Exercise requirements
Copy out all lines of the records in which the word "Total" appears.

Extracted information
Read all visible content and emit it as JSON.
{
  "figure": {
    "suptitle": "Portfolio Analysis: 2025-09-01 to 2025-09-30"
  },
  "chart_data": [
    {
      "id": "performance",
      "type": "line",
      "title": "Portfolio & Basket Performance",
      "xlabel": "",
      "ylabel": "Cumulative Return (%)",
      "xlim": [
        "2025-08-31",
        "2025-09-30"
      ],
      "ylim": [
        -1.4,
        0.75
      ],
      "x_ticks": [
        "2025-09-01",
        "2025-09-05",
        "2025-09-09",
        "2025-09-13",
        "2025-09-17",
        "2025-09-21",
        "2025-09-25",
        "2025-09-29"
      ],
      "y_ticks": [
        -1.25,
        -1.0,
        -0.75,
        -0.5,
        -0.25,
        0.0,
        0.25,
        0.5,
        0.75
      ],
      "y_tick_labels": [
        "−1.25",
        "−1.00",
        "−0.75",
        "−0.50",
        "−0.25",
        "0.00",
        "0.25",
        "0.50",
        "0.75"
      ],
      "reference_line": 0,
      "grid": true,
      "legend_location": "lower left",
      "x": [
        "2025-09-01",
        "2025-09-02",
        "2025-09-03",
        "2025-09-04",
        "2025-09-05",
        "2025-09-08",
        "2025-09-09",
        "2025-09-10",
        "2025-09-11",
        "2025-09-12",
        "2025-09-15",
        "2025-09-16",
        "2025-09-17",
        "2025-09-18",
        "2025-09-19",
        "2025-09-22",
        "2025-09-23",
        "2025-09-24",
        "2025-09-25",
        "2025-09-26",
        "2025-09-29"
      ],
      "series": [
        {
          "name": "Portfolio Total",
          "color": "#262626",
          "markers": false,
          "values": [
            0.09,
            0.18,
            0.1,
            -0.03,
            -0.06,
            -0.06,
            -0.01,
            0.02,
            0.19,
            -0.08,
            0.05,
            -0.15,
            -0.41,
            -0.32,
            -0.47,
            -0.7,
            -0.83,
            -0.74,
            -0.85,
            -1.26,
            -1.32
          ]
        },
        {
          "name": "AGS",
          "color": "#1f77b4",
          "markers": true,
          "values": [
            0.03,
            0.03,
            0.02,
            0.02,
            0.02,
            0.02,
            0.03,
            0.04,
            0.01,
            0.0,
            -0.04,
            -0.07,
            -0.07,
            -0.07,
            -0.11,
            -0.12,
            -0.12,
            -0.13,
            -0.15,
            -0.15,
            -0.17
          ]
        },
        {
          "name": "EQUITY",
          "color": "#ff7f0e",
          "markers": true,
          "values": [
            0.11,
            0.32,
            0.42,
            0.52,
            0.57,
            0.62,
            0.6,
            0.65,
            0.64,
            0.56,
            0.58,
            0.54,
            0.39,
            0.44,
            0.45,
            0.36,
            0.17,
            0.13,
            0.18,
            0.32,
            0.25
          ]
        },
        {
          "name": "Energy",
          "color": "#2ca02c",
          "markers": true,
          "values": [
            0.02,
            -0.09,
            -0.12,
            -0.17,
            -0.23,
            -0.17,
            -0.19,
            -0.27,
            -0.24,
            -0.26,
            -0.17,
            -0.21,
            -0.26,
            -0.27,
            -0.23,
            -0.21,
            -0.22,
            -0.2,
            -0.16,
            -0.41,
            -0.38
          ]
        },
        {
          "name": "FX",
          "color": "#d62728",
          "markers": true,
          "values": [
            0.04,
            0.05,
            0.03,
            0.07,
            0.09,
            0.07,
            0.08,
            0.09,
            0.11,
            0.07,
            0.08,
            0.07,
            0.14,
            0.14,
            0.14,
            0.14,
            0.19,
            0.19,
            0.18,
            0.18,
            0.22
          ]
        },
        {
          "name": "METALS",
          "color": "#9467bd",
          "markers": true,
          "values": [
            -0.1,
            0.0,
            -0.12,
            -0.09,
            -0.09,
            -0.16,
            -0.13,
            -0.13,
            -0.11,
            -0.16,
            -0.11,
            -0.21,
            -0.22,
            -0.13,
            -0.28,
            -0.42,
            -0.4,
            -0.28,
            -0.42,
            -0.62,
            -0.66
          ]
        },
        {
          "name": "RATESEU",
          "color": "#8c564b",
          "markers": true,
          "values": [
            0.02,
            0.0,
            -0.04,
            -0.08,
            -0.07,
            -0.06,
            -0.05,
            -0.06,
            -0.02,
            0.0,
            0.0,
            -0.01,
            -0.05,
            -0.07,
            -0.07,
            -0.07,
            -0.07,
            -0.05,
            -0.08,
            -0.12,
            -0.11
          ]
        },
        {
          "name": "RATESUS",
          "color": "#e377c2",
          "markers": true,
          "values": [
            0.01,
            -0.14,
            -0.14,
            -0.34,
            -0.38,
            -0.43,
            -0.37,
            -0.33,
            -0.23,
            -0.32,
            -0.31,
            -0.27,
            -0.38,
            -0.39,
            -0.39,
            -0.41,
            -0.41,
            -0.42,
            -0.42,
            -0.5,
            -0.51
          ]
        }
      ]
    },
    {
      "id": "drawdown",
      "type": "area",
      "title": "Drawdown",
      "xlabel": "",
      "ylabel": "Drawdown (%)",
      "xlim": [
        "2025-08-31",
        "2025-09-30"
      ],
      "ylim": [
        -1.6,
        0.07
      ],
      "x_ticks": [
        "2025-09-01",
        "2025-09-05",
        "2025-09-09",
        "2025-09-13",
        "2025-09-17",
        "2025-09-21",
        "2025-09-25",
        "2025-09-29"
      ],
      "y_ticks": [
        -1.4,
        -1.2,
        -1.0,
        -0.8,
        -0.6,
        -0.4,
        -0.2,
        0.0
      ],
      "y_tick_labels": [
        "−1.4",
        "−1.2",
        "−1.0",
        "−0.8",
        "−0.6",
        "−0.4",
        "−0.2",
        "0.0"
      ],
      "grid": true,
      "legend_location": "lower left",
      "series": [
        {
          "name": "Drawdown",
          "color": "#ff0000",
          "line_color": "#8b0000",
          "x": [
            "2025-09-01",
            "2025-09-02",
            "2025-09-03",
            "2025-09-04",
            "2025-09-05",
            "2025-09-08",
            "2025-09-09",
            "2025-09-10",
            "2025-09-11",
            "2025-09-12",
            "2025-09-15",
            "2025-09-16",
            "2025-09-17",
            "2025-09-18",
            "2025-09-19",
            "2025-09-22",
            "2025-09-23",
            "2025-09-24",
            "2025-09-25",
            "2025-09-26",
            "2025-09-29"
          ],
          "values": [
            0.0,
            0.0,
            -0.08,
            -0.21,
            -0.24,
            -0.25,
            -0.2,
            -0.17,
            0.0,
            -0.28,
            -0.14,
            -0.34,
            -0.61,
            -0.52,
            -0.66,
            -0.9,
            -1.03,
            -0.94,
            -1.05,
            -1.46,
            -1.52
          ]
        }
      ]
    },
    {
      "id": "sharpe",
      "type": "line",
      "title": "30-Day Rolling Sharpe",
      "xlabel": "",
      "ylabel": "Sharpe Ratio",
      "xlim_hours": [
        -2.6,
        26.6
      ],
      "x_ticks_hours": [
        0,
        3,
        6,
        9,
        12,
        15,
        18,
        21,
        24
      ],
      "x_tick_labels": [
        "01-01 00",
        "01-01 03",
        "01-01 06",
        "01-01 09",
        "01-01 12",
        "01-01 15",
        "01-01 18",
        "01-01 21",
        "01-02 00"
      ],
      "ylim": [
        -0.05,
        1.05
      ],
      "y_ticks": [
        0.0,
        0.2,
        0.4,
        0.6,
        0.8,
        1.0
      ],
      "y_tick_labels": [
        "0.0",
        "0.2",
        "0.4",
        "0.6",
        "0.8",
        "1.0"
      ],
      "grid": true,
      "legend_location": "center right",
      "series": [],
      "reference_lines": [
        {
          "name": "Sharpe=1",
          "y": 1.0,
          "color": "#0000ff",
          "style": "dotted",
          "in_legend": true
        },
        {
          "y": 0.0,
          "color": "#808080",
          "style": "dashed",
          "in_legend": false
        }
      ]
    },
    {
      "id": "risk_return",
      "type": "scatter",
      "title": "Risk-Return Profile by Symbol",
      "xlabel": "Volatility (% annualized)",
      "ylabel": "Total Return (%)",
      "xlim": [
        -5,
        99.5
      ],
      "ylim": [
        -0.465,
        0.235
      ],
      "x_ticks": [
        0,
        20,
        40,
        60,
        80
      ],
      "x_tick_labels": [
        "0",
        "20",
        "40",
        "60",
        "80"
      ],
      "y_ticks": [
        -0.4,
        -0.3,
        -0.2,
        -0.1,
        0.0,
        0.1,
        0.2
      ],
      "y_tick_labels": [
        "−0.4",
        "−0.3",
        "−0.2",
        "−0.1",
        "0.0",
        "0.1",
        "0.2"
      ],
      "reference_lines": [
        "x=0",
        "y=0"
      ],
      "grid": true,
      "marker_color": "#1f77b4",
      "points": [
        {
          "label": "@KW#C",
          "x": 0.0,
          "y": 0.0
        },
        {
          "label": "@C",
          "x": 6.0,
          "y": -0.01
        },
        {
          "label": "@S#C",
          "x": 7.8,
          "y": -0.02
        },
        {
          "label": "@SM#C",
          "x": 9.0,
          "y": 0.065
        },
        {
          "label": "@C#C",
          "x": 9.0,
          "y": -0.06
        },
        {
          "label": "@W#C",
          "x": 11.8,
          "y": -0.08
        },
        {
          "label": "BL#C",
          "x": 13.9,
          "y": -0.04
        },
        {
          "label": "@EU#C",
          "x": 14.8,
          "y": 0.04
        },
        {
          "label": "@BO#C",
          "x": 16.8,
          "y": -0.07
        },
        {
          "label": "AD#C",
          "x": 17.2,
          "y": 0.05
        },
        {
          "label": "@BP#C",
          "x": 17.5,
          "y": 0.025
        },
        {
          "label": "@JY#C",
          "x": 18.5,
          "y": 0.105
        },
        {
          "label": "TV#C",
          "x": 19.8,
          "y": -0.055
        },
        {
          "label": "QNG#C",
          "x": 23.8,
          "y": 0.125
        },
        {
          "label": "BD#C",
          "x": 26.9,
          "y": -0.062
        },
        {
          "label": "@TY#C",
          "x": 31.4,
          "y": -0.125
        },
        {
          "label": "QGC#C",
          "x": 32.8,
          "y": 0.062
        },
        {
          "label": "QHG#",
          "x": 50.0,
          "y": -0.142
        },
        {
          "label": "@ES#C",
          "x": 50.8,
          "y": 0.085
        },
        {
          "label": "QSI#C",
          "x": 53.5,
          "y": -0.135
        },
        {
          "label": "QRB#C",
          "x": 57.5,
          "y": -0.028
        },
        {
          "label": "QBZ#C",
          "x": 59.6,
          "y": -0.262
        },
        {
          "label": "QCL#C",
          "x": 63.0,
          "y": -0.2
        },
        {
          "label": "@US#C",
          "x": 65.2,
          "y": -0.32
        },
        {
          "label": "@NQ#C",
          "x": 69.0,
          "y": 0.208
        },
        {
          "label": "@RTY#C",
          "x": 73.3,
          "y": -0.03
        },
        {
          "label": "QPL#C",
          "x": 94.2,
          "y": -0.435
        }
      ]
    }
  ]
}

The result
          "name": "Portfolio Total",
      "ylabel": "Total Return (%)",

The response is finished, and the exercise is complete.